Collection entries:
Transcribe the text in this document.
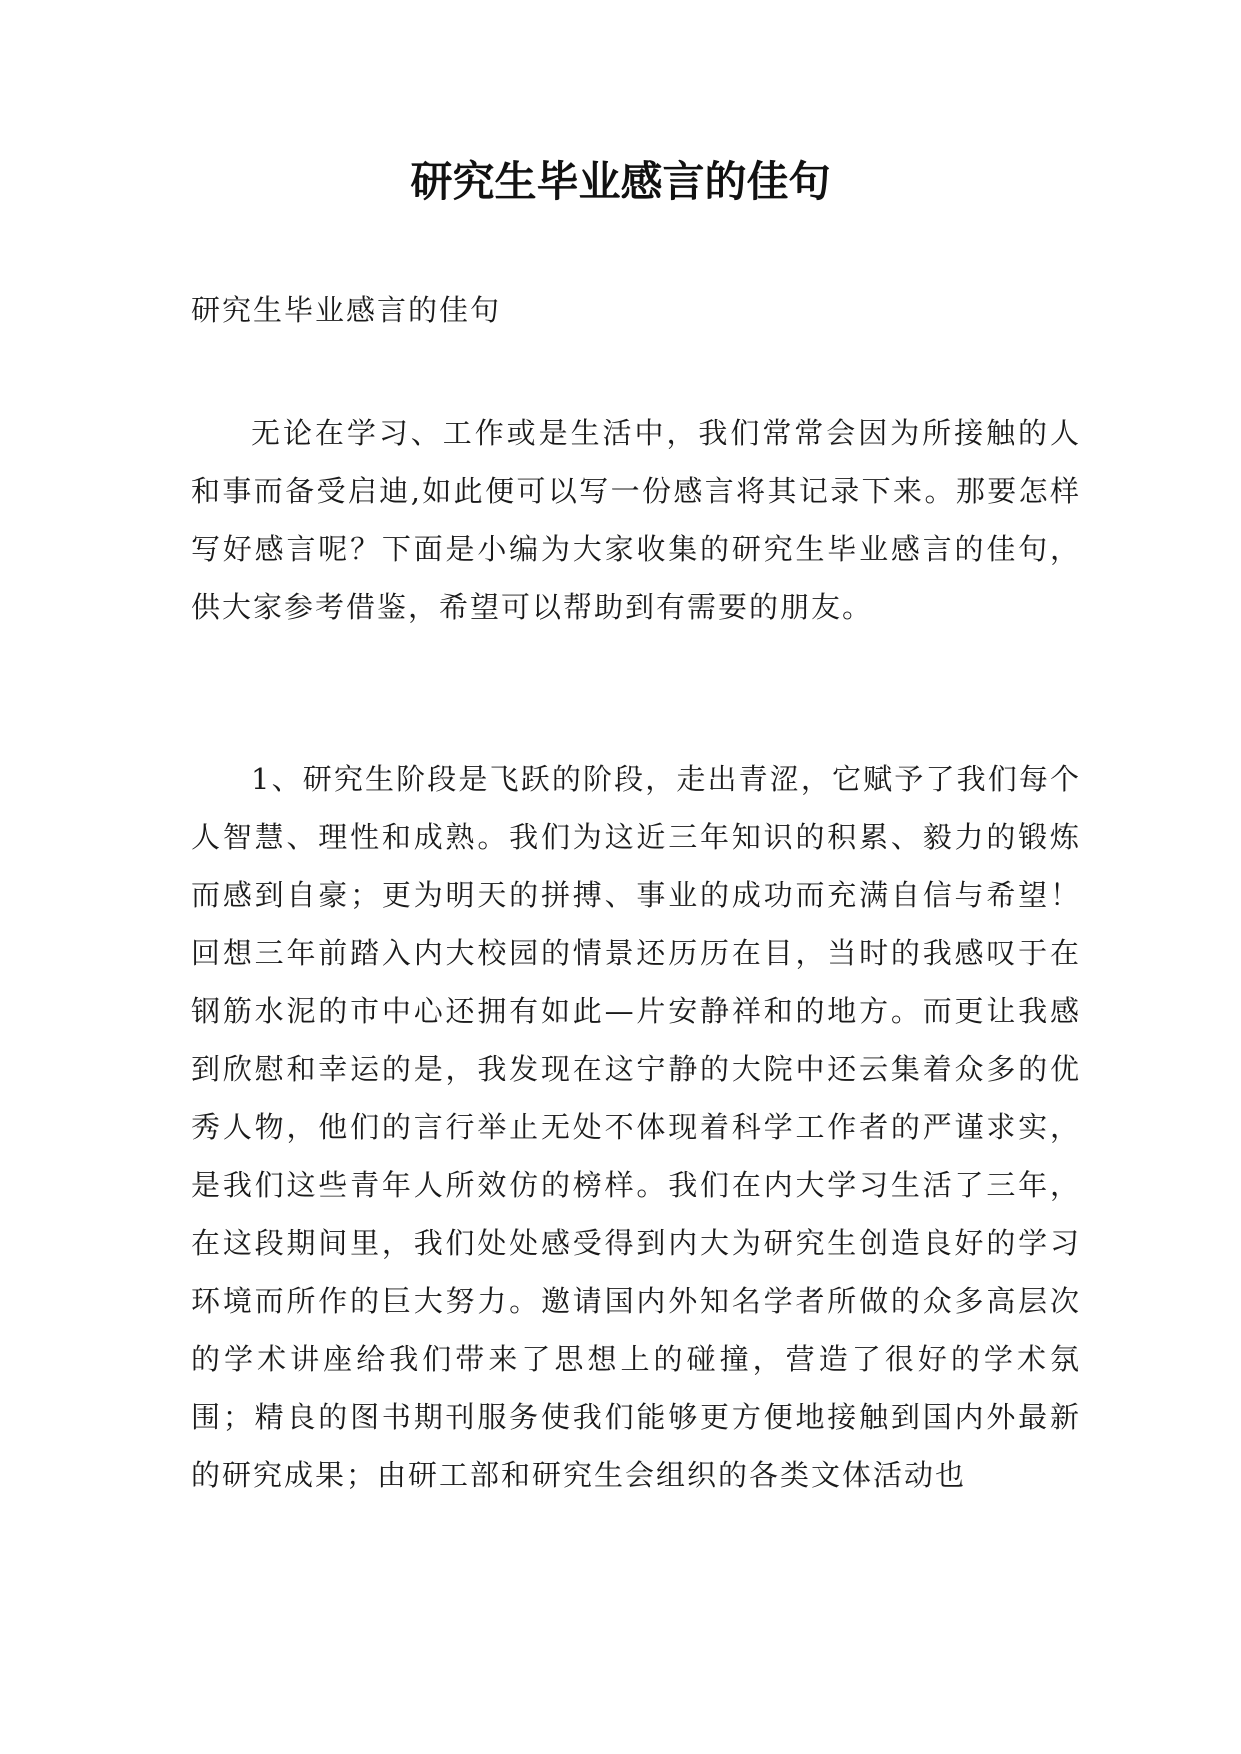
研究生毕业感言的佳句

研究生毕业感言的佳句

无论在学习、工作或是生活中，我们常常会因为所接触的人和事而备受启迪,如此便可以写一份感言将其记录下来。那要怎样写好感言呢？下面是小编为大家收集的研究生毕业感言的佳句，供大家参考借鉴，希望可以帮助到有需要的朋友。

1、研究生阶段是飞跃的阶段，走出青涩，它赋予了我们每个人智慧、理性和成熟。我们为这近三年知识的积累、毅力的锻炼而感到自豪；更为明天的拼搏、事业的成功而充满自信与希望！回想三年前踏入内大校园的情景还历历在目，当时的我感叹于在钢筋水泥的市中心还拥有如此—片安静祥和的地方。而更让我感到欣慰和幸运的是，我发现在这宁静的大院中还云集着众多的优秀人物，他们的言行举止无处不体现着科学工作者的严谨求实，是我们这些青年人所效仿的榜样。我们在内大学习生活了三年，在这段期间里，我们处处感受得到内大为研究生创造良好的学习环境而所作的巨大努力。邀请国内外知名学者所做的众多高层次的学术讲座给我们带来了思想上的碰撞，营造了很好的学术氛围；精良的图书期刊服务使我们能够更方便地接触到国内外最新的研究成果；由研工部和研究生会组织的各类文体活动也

_Job_. Reproduce every line exactly and omit all pictures.

_Task output_.
Transcribe the text in this document.
研究生毕业感言的佳句

研究生毕业感言的佳句

无论在学习、工作或是生活中，我们常常会因为所接触的人和事而备受启迪,如此便可以写一份感言将其记录下来。那要怎样写好感言呢？下面是小编为大家收集的研究生毕业感言的佳句，供大家参考借鉴，希望可以帮助到有需要的朋友。

1、研究生阶段是飞跃的阶段，走出青涩，它赋予了我们每个人智慧、理性和成熟。我们为这近三年知识的积累、毅力的锻炼而感到自豪；更为明天的拼搏、事业的成功而充满自信与希望！回想三年前踏入内大校园的情景还历历在目，当时的我感叹于在钢筋水泥的市中心还拥有如此—片安静祥和的地方。而更让我感到欣慰和幸运的是，我发现在这宁静的大院中还云集着众多的优秀人物，他们的言行举止无处不体现着科学工作者的严谨求实，是我们这些青年人所效仿的榜样。我们在内大学习生活了三年，在这段期间里，我们处处感受得到内大为研究生创造良好的学习环境而所作的巨大努力。邀请国内外知名学者所做的众多高层次的学术讲座给我们带来了思想上的碰撞，营造了很好的学术氛围；精良的图书期刊服务使我们能够更方便地接触到国内外最新的研究成果；由研工部和研究生会组织的各类文体活动也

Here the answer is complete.